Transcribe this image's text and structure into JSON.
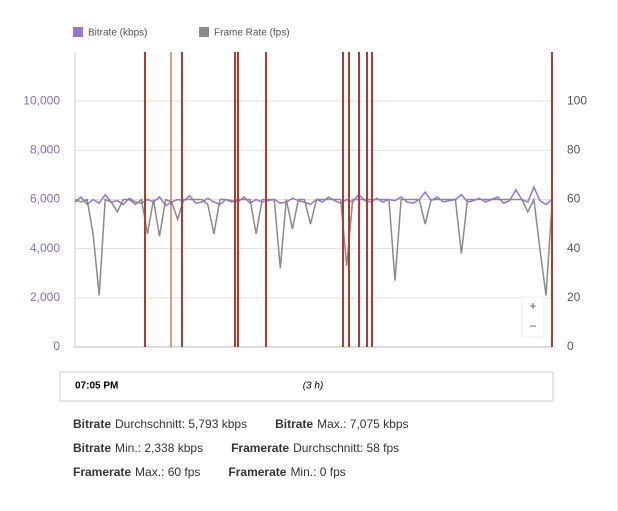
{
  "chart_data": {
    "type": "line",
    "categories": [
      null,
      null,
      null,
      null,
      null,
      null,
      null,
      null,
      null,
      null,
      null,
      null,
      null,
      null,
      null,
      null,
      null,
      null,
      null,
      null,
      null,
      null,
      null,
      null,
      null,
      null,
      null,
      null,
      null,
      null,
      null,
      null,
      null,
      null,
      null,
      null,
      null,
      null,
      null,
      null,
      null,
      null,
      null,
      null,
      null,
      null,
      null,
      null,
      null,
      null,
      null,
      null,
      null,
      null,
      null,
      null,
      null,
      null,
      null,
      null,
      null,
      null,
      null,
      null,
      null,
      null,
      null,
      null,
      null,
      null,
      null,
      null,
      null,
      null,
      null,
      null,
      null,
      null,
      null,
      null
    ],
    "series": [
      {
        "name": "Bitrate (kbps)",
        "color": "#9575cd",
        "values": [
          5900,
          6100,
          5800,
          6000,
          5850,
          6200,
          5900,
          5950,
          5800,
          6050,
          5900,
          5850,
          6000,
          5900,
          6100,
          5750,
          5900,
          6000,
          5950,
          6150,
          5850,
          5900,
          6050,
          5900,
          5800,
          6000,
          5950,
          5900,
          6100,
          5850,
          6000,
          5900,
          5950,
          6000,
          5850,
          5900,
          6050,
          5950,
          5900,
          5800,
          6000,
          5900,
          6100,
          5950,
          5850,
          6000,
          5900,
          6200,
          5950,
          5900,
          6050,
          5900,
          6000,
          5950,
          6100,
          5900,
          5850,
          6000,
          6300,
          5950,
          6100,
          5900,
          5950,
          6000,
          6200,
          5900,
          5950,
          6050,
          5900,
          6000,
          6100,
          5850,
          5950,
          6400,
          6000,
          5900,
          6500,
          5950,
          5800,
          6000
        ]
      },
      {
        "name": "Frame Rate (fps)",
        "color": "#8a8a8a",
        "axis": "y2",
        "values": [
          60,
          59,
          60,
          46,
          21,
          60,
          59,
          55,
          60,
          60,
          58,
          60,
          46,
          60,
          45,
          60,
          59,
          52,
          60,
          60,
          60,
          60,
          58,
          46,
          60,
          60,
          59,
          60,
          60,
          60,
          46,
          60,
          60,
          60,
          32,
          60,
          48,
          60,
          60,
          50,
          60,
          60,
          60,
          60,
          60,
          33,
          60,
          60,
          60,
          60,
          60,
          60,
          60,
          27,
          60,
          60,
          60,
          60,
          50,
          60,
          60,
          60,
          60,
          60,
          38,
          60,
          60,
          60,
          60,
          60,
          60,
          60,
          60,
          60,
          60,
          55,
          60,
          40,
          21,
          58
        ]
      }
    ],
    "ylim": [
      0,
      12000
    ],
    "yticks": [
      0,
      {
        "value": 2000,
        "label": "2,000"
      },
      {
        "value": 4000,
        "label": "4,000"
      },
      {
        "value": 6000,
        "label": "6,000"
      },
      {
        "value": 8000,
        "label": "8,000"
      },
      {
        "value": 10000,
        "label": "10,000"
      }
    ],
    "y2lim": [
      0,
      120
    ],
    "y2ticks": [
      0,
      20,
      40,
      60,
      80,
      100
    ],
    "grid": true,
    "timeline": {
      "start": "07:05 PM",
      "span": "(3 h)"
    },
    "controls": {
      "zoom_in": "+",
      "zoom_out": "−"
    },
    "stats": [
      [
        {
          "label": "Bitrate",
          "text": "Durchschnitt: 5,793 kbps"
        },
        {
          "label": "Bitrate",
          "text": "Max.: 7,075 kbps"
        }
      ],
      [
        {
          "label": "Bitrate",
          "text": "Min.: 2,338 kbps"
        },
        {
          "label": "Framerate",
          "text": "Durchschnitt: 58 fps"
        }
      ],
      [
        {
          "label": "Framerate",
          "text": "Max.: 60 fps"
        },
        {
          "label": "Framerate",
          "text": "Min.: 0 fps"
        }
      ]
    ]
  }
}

---

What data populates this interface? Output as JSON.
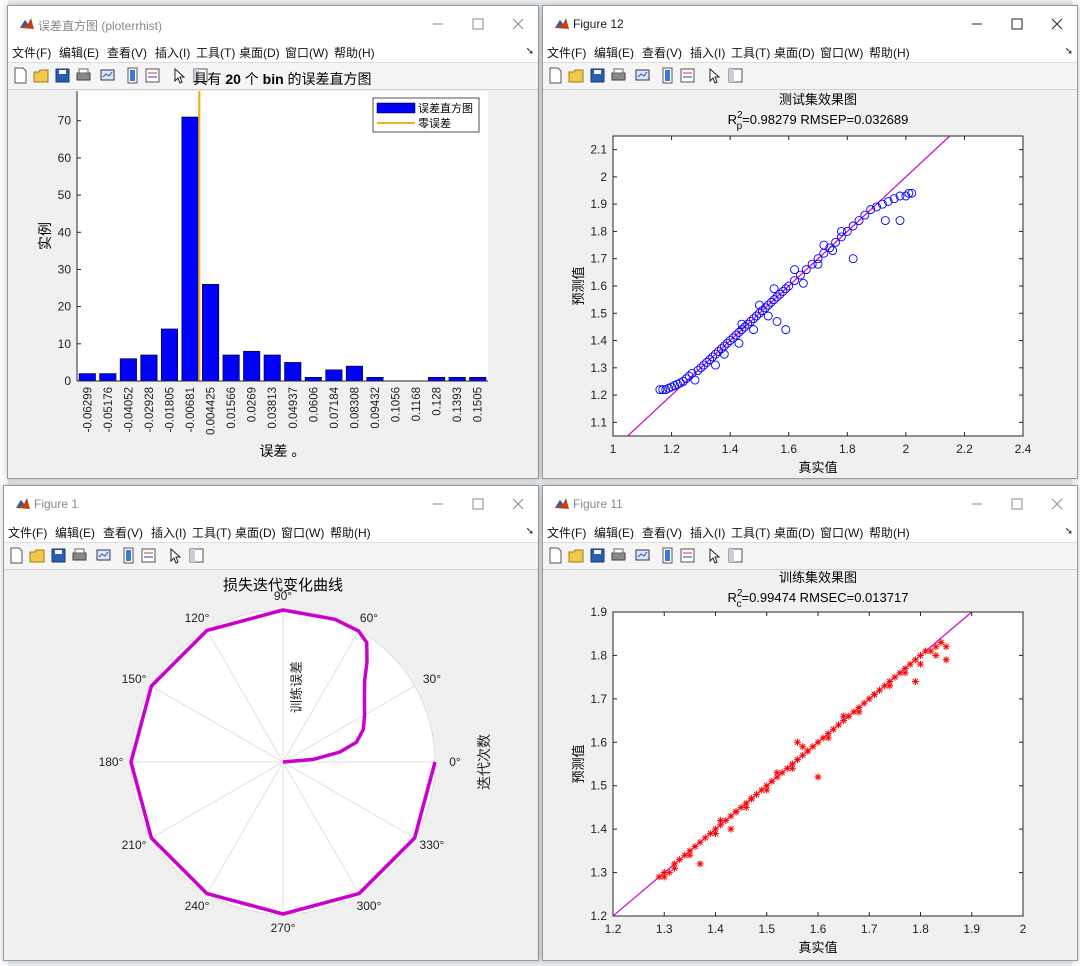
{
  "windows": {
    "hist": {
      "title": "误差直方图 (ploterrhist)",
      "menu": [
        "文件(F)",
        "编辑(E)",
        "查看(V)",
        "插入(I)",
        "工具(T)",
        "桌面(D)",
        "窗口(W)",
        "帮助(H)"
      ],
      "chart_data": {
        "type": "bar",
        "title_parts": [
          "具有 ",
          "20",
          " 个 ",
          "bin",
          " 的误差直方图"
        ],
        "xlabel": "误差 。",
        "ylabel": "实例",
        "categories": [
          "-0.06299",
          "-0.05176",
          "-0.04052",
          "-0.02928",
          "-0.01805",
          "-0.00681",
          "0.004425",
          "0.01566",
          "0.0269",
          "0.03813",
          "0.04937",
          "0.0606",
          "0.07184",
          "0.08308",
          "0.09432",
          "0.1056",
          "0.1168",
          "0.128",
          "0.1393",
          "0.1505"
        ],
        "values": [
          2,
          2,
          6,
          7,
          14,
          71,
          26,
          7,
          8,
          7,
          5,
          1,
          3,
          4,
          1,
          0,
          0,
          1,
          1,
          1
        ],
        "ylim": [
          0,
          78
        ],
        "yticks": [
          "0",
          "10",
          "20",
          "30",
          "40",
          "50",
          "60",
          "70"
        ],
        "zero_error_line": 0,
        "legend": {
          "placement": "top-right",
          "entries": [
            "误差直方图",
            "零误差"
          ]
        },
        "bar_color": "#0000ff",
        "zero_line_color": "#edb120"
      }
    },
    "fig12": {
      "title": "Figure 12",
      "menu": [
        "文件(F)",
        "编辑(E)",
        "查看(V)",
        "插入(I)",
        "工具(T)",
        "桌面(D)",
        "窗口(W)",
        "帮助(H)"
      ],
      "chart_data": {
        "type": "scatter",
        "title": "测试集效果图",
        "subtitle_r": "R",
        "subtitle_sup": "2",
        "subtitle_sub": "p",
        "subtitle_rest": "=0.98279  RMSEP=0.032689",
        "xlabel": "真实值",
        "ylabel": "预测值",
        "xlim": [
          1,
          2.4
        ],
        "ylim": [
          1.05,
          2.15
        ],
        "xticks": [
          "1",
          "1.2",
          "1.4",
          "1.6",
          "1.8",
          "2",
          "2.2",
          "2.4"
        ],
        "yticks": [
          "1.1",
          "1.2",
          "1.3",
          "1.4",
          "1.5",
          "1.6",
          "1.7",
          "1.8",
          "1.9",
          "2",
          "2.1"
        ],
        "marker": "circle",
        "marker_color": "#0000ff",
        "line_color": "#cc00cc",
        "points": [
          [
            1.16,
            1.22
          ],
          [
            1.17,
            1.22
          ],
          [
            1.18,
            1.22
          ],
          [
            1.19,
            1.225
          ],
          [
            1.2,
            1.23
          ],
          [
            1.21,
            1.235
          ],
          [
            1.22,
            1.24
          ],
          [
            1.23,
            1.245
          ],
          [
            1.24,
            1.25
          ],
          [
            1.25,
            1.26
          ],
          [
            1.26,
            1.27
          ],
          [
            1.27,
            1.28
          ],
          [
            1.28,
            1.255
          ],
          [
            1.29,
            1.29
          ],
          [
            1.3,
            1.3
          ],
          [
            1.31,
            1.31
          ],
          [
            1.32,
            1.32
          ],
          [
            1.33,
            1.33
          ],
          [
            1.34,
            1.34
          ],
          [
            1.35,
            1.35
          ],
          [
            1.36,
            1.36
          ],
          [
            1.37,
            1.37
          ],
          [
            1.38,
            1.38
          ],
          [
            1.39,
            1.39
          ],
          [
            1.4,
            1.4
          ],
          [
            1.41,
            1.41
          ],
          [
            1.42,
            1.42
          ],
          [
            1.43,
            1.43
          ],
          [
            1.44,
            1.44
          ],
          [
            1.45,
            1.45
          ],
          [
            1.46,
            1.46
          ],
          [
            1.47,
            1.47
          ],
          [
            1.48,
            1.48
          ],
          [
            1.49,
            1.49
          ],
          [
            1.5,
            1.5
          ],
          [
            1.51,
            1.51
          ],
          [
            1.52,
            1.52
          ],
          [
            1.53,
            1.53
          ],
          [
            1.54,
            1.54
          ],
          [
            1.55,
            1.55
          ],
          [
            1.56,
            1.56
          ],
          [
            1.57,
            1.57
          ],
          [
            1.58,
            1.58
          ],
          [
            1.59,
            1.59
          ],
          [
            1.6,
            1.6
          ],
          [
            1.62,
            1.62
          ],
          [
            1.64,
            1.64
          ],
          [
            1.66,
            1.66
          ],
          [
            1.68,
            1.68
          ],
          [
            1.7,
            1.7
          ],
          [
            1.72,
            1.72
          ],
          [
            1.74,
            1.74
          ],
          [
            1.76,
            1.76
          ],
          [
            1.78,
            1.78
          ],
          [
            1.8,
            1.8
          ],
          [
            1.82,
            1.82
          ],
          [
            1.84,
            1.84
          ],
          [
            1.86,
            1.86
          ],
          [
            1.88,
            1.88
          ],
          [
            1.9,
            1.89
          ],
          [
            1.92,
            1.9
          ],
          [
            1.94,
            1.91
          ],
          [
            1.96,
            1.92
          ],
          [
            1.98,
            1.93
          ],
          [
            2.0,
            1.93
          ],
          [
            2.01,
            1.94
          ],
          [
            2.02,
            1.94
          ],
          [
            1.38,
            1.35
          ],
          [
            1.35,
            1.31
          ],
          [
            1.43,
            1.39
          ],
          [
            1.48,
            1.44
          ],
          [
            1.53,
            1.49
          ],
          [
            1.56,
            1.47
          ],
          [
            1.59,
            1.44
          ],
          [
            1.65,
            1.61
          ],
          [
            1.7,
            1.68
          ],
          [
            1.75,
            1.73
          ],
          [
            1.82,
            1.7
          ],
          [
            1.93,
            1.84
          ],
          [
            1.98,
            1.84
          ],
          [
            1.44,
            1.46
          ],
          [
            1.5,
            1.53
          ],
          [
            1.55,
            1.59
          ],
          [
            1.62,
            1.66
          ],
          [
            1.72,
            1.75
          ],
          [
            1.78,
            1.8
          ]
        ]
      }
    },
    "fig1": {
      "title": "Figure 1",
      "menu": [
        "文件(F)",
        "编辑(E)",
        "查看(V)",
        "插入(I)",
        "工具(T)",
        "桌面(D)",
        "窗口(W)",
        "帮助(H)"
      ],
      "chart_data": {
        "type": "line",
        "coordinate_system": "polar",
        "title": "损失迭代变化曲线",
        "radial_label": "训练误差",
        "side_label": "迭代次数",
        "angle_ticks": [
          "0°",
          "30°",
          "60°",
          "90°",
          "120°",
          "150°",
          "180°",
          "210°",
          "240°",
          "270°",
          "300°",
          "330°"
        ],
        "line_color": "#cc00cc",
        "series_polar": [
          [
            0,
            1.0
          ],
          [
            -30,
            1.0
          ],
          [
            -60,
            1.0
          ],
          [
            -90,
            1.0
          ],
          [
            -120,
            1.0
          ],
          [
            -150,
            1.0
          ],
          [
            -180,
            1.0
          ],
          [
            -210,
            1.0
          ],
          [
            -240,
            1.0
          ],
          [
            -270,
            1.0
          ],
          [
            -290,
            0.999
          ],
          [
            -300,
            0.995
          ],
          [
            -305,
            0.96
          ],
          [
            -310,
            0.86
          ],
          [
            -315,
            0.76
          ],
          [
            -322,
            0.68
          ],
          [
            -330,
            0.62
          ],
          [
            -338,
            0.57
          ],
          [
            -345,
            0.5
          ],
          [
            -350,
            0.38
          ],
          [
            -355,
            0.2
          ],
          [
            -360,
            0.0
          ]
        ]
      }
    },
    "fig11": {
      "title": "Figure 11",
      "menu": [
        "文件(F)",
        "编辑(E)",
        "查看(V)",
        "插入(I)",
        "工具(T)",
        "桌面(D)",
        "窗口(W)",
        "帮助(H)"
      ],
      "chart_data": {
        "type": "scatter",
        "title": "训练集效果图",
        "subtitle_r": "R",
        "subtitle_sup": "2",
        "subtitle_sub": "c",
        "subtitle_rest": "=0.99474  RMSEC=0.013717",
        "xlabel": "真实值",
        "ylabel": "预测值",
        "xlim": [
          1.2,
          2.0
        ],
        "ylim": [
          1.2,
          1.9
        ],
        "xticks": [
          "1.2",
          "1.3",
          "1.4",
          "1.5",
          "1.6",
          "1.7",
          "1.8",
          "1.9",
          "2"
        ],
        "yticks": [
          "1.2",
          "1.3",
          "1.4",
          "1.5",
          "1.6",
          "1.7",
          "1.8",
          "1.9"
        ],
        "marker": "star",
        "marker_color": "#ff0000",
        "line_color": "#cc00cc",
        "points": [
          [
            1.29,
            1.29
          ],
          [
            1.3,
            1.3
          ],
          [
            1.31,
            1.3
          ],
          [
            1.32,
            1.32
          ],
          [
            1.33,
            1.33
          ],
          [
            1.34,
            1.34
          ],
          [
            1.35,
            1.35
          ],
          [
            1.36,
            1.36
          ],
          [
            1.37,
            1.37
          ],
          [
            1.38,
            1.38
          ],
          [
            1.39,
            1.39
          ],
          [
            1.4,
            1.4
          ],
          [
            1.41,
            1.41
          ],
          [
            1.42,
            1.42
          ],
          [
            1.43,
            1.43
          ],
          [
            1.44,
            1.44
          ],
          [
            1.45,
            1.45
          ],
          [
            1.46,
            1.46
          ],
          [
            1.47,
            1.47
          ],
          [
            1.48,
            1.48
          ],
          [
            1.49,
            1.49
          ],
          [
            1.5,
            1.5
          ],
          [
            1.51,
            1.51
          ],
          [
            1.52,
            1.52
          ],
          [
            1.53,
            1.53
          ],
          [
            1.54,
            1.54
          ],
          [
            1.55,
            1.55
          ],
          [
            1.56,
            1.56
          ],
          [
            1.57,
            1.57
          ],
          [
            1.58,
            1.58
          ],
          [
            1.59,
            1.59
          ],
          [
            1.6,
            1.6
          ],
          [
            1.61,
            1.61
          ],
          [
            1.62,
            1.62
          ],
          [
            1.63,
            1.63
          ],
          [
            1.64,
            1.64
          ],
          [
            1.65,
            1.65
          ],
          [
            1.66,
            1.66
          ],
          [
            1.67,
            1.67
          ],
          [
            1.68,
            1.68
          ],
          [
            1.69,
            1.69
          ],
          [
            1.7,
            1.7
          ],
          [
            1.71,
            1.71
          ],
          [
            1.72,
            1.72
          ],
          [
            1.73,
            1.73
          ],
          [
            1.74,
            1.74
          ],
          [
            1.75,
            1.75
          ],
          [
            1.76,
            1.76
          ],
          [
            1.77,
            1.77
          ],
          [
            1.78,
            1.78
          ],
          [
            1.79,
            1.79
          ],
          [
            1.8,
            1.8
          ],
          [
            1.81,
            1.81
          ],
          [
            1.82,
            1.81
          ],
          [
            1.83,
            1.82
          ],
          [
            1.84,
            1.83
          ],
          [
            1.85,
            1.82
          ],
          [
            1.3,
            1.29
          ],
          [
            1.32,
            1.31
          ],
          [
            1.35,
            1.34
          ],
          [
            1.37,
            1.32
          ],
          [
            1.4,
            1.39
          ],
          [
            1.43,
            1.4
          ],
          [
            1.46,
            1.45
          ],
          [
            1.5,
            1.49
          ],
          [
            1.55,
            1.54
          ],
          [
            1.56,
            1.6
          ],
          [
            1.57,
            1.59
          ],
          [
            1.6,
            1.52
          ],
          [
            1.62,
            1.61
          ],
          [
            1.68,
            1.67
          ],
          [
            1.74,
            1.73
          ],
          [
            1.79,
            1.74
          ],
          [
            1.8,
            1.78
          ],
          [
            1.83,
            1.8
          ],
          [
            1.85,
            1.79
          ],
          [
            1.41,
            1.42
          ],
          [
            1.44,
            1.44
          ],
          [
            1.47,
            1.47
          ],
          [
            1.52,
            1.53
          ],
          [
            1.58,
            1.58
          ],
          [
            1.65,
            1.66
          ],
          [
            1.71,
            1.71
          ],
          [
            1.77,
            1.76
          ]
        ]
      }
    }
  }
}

Given problem: Your answer should be a single number: the count of lines in the material above that contain "name".

The solution: 2